*Exercise directions*
Render the lines below as a JSON list of strings, one string per line, skipping blank lines and leaving out the pictures.

%%

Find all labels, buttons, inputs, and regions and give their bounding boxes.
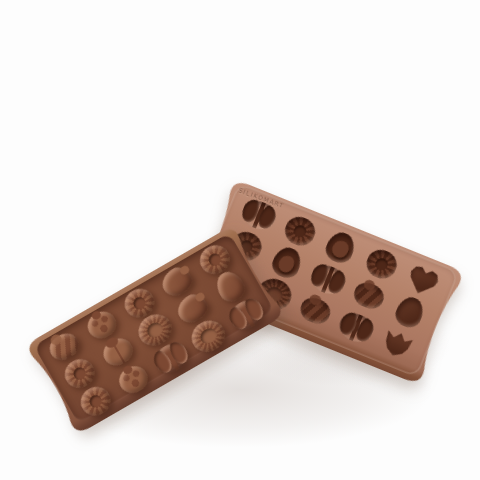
cavity-bee (351, 279, 388, 312)
cavity-egg (392, 294, 427, 332)
product-photo: silikomart (0, 0, 480, 480)
cavity-heart (404, 263, 442, 299)
cavity-bee (297, 294, 334, 327)
cavity-egg-chick (269, 244, 305, 282)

%%

*Output*
[
  "Find all labels, buttons, inputs, and regions and give their bounding boxes.",
  "cavity-bee (351, 279, 388, 312)",
  "cavity-egg (392, 294, 427, 332)",
  "product-photo: silikomart (0, 0, 480, 480)",
  "cavity-heart (404, 263, 442, 299)",
  "cavity-bee (297, 294, 334, 327)",
  "cavity-egg-chick (269, 244, 305, 282)"
]